§ **Objective**: Determine the number of lines in these entries that hold the word "Study". Give the number and nothing more.

- - -

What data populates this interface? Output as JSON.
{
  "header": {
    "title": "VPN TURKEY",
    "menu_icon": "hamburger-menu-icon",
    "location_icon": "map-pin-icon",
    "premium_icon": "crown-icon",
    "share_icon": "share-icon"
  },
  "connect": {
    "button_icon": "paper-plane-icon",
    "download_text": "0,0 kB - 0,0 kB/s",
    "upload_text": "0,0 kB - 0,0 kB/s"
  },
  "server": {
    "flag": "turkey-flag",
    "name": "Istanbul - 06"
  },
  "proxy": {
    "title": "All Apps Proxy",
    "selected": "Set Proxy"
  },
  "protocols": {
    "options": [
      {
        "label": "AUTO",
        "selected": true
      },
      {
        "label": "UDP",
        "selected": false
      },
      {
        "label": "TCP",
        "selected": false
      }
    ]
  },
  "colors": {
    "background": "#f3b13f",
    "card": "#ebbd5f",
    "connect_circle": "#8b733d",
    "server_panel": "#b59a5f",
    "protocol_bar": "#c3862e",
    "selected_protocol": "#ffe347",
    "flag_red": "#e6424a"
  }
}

- - -

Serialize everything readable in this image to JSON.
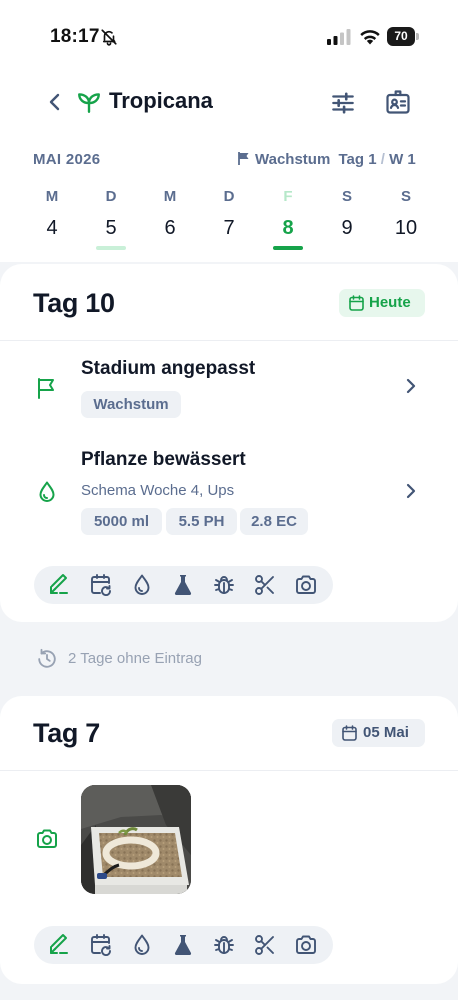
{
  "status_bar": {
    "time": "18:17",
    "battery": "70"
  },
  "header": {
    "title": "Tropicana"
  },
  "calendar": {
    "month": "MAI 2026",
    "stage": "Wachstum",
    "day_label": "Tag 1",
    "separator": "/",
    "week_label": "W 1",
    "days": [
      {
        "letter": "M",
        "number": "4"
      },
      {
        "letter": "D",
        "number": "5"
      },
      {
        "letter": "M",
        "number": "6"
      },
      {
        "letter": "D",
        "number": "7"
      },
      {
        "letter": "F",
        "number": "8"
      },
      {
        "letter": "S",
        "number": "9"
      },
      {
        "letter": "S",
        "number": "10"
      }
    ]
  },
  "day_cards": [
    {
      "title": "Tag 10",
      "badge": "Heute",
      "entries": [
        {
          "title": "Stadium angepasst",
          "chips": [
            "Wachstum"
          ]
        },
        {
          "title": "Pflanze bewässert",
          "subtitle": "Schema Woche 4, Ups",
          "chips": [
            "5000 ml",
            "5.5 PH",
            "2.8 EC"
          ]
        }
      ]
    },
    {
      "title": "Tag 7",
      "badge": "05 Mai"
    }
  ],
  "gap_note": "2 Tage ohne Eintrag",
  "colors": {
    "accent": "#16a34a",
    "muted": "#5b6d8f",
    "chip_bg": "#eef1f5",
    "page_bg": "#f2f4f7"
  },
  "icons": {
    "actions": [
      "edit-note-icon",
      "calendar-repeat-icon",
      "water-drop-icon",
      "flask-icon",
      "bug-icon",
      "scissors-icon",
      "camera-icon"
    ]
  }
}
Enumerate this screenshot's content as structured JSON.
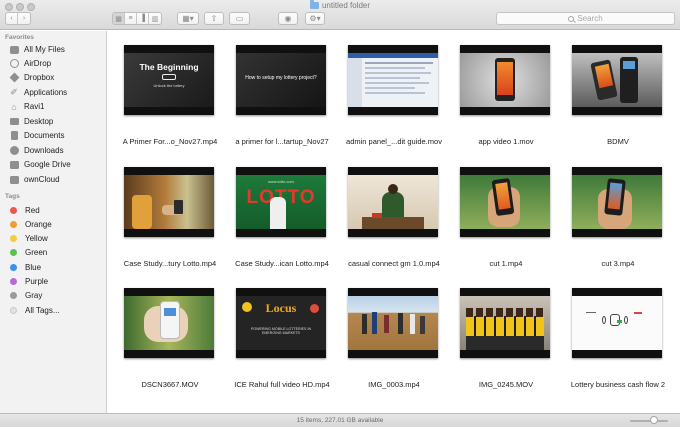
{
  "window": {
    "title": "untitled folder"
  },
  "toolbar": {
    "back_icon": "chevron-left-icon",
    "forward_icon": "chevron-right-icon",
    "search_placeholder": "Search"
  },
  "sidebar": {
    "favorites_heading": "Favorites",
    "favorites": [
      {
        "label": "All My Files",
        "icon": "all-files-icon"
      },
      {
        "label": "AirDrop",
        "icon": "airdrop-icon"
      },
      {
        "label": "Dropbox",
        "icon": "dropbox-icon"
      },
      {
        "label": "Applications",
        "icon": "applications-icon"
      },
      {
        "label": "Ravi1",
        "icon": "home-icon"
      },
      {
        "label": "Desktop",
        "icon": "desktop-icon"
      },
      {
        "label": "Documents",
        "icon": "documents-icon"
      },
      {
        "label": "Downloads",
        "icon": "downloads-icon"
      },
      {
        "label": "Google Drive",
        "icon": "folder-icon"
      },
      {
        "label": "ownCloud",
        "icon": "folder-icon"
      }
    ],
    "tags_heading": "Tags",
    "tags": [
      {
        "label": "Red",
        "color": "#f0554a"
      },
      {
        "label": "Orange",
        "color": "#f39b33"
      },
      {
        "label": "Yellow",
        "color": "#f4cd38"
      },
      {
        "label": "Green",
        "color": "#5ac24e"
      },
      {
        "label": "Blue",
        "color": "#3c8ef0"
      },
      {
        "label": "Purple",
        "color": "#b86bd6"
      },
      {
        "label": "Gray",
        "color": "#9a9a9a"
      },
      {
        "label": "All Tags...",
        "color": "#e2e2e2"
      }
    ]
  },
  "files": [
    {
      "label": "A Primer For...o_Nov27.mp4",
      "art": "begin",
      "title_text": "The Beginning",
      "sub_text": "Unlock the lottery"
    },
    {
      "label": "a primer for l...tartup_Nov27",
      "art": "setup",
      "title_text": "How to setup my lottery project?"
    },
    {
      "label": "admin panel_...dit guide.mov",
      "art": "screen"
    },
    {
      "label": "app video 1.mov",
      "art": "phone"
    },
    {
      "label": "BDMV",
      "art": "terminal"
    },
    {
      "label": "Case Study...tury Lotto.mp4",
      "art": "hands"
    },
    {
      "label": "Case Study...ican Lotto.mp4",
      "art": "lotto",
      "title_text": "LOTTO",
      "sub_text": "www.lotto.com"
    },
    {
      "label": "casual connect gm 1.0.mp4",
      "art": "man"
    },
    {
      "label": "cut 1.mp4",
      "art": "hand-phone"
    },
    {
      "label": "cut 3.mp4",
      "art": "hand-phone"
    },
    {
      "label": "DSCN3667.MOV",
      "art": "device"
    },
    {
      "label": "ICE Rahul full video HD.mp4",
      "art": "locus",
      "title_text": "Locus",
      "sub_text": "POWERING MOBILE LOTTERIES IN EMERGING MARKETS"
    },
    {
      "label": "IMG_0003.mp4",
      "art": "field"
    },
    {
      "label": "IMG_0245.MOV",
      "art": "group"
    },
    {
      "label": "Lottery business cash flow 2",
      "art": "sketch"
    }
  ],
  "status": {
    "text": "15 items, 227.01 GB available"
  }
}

- - -

§ **Result of this task**: 2